TASK MATERIAL:
<<<<

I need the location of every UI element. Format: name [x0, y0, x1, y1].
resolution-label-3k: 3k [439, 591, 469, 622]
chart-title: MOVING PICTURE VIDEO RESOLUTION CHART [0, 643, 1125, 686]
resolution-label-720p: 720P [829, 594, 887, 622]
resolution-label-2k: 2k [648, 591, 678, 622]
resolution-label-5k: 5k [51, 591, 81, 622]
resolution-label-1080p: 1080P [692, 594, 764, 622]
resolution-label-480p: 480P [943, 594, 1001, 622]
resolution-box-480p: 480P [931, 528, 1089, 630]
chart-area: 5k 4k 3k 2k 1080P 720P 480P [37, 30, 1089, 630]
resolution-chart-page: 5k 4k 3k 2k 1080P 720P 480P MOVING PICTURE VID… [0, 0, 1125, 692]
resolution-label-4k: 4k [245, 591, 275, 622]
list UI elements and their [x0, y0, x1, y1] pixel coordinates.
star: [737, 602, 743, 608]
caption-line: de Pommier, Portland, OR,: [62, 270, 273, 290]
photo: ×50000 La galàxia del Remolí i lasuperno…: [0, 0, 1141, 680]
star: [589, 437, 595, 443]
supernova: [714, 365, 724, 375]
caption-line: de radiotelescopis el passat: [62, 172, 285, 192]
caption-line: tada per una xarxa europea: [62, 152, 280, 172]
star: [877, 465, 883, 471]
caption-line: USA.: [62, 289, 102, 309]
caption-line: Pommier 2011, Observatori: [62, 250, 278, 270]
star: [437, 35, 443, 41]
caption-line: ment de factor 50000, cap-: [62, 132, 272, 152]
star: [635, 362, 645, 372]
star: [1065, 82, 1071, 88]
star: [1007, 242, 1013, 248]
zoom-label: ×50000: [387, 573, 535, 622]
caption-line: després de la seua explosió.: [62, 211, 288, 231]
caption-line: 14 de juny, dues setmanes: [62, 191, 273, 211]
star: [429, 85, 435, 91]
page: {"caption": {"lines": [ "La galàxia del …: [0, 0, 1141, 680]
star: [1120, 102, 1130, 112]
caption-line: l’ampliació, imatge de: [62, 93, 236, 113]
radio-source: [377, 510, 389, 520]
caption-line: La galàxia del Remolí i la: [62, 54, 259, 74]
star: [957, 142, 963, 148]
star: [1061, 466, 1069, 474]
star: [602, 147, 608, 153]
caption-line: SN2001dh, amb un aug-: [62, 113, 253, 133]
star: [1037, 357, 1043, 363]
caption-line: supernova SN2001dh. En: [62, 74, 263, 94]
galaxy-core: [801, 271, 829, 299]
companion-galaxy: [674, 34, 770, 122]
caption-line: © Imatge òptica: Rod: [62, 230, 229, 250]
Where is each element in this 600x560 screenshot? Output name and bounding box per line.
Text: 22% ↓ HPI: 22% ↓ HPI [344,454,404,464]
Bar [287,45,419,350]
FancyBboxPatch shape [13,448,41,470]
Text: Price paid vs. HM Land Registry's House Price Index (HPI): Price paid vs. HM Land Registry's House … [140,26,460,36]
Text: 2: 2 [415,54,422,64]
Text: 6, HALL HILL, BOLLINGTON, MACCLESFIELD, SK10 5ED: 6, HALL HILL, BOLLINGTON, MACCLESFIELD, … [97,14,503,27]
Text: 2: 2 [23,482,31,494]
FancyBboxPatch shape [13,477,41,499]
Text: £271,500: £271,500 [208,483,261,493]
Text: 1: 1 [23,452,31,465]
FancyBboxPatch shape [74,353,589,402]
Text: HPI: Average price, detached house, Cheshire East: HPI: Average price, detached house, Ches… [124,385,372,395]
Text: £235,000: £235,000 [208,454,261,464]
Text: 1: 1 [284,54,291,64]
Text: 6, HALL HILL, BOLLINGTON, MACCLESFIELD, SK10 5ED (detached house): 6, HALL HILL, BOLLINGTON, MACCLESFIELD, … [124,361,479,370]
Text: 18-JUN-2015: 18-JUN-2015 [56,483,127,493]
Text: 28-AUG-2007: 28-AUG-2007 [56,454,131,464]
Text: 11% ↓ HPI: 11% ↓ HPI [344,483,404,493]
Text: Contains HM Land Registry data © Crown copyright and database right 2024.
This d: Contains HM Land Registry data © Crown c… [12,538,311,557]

>>>>

INSTRUCTIONS FOR THE TASK: List every line in the data above that contains the string "HALL".

THE ANSWER:
Text: 6, HALL HILL, BOLLINGTON, MACCLESFIELD, SK10 5ED: 6, HALL HILL, BOLLINGTON, MACCLESFIELD, … [97,14,503,27]
Text: 6, HALL HILL, BOLLINGTON, MACCLESFIELD, SK10 5ED (detached house): 6, HALL HILL, BOLLINGTON, MACCLESFIELD, … [124,361,479,370]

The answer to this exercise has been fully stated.